* [SHORT TASK] Transcribe all the records exactly and omit any images they hold.

* [RECORDS SUPPLIED]
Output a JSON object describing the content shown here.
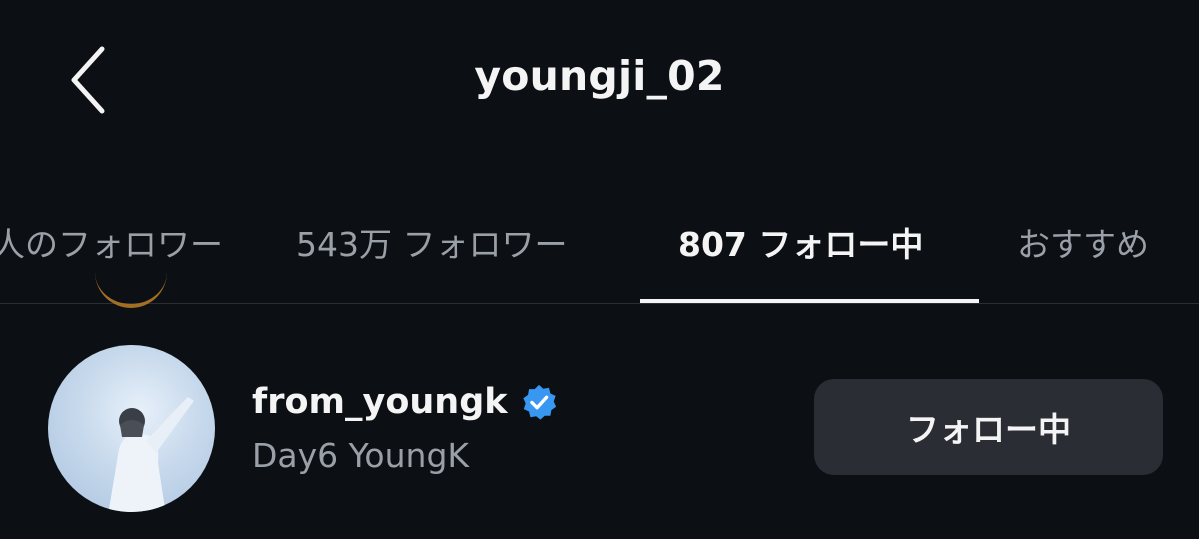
{
  "header": {
    "title": "youngji_02",
    "back_icon": "chevron-left-icon"
  },
  "tabs": [
    {
      "label": "人のフォロワー"
    },
    {
      "label": "543万 フォロワー"
    },
    {
      "label": "807 フォロー中",
      "active": true
    },
    {
      "label": "おすすめ"
    }
  ],
  "list": {
    "items": [
      {
        "username": "from_youngk",
        "verified": true,
        "full_name": "Day6 YoungK",
        "button_label": "フォロー中"
      }
    ]
  },
  "colors": {
    "background": "#0c0f14",
    "verified_badge": "#3897f0",
    "button_bg": "#2a2d34",
    "muted_text": "#9aa0a8"
  }
}
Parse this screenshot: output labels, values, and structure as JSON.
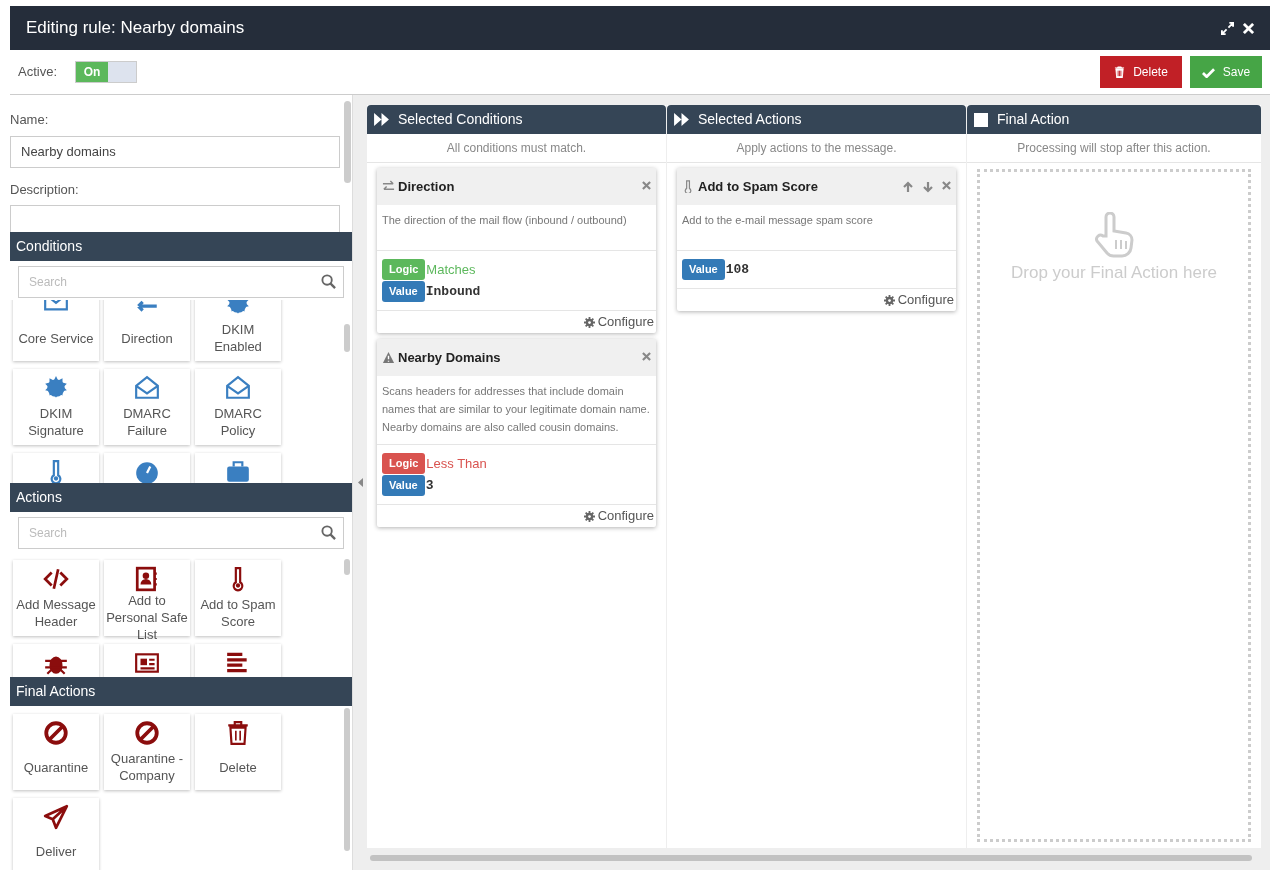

* [ANSWER FOR THE TASK]
Output a JSON object describing the content shown here.
{
  "header": {
    "title": "youngji_02",
    "back_icon": "chevron-left-icon"
  },
  "tabs": [
    {
      "label": "人のフォロワー"
    },
    {
      "label": "543万 フォロワー"
    },
    {
      "label": "807 フォロー中",
      "active": true
    },
    {
      "label": "おすすめ"
    }
  ],
  "list": {
    "items": [
      {
        "username": "from_youngk",
        "verified": true,
        "full_name": "Day6 YoungK",
        "button_label": "フォロー中"
      }
    ]
  },
  "colors": {
    "background": "#0c0f14",
    "verified_badge": "#3897f0",
    "button_bg": "#2a2d34",
    "muted_text": "#9aa0a8"
  }
}
Parse this screenshot: output labels, values, and structure as JSON.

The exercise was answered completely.